マイアドバイザー® 顧問 岡本英夫 (オカモト ヒデオ)さん による月1回の連載コラムです。
ファイナンシャル・アドバイザー(近代セールス社;2022年春号以降休刊)の初代編集長として、同誌でも寄稿されていたエッセイの続編的な意味合いのあるコラムとなります。
今回は第14回目です。
岡本英夫⇒プロフィール
筆者は80年代の後半、金融機関向けのFP養成講座(通信教育等)の開発に携わったが、当時の近代セールス社・近代FP協会としての考え方は「ファイナンシャルプランニングは顧客の問題解決型の金融商品販売の手法であり、FP知識は銀行・証券・保険・不動産などのセールスマンの必須知識」というものだった。
筆者のいう「第1次FPブーム」は80年代の後半から90年代前半のバブル期を指すが、銀行・保険・証券等の金融機関だけでなく、不動産業界や税理士業界、流通業界なども独自の視点でFPに参入していた。
その中から2つの業界を紹介してみたい。
いずれも、きっかけは、近代セールス社が実施した 87年の第2回米国FP視察 であった。

_設問_.
a – FPのコラムで、筆者のいう「第1次FPブーム」はどの時期を指していますか。
b – FPのコラムを、最後の文のあとから書き継いでください。
このあとのリストは、FPのコラムとは関係がありません。

_ボックス注釈データ_.

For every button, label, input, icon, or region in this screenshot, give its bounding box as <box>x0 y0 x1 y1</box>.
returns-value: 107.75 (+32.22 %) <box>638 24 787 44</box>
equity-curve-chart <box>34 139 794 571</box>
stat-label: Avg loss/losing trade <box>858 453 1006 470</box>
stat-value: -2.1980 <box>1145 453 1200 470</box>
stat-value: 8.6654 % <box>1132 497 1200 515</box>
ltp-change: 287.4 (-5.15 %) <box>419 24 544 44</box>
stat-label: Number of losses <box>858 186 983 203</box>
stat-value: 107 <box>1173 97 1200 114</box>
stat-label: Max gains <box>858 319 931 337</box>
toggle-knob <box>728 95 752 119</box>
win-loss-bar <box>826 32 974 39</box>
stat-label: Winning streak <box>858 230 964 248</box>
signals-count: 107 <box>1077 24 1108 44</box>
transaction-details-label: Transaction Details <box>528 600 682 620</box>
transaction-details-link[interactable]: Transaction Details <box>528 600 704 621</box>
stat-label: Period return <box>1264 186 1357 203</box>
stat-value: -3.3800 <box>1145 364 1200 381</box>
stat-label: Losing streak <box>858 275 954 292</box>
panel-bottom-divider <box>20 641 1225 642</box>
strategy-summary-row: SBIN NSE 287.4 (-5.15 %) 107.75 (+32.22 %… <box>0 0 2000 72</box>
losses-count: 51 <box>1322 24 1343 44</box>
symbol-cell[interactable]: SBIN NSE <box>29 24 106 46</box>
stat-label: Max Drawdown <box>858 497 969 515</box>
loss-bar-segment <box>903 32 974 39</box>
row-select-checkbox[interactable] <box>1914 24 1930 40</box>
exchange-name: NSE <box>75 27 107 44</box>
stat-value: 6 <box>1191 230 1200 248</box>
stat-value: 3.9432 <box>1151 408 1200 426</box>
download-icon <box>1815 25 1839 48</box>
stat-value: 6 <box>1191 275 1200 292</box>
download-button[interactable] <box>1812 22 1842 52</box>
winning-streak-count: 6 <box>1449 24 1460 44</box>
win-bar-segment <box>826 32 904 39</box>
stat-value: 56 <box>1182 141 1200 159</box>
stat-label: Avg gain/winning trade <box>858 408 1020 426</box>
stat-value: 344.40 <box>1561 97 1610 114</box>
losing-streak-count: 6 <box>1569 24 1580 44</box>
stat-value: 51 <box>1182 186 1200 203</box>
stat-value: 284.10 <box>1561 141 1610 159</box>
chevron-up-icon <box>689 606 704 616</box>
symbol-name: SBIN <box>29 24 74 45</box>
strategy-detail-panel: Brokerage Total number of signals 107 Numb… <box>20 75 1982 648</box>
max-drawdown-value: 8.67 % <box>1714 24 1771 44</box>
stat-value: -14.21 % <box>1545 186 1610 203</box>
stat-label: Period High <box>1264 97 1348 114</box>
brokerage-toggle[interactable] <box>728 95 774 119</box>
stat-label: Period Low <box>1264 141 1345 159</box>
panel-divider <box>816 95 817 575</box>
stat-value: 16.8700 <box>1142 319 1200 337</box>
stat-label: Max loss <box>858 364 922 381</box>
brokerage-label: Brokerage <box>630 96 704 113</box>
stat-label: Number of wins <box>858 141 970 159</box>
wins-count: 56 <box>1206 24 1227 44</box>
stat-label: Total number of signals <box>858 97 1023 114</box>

_設問別解答_.
a – 80年代の後半から90年代前半のバブル期です。

b –
TKCファイナンシャル・プランナー養成講座
87年の米国FP視察参加者に、TKC全国会・資産対策研究会から3名の税理士が加わっていた。
この方々の努力でTKC全国会でのFP養成研修が始まることになる。
開講の趣旨は「TKC所属税理士だけでなく税理士事務所に勤務する職員をも対象とし、事務所機能のレベルアップを図る」というものであった。
TKC全国会事務局との折衝を経て金融機関向け通信講座を再編集、88年に「TKCファイナンシャル・プランナー養成講座」を開講する。
この講座は当時の地価高騰と株価上昇による相続・事業承継、不動産対策ニーズに対応しようとするものでもあった。
なお、FP視察に参加された税理士の一人が現在も関西で活躍される山本和義氏(税理士法人ファミリィ代表社員)である。
TKCファイナンシャル・プランナー養成講座は数年間続き数千名が受講した。
また、TKC資産対策研究会に所属する税理士諸氏にはFA誌への執筆のほか、単行本やブックレット等もお願いした。
時あたかも借地借家法の改正・定期借地権の創設などもあって、相続・贈与、不動産活用関係のニーズの高まった時期だった。
西武セゾングループ向けFP研修
同じく、第2回FP視察に2名の西武百貨店社員が参加されていた。
視察先に米国流通大手シアーズ・ローバックが含まれていたが、それ以外の保険会社、銀行などでも熱心にメモを取られていた。
帰国後、半年くらいたって連絡があり、西武百貨店の外商部員向けにFPの話をしてほしいとの依頼を受けた。
百貨店に外商部なるものがあることは知っていたが、研修時に外商部員の話を聞いて納得した。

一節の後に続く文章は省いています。